**What needs to be done**
Pick out all lines with the word "金融市场知识" from the records that follow.

**Listing**
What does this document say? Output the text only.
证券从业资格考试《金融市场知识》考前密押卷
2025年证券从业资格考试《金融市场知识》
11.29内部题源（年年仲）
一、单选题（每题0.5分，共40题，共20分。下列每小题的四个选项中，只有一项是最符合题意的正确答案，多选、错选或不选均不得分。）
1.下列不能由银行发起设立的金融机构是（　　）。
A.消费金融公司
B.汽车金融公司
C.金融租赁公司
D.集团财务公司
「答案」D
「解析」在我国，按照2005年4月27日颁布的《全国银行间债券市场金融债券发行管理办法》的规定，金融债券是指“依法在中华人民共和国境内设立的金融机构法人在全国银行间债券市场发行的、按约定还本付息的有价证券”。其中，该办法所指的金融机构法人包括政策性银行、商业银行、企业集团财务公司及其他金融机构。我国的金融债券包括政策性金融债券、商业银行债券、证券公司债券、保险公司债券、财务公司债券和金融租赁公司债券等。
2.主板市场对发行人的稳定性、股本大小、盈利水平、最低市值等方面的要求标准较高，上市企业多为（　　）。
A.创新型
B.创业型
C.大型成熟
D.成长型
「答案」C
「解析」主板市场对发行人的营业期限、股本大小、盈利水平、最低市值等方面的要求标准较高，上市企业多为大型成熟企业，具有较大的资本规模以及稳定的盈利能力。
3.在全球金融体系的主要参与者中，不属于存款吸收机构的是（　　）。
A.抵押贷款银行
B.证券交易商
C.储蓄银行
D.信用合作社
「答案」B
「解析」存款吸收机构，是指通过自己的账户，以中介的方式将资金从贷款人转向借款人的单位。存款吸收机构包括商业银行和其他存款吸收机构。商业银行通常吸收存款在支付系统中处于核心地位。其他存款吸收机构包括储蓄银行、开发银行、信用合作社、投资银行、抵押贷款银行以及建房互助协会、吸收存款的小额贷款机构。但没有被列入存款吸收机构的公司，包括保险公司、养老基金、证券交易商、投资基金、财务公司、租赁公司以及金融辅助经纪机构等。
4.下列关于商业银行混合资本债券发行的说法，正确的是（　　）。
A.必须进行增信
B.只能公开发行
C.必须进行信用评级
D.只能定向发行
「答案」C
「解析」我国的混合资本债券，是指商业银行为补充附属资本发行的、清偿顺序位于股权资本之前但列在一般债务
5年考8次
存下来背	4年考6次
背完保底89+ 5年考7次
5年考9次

**Reply to the task**
证券从业资格考试《金融市场知识》考前密押卷
2025年证券从业资格考试《金融市场知识》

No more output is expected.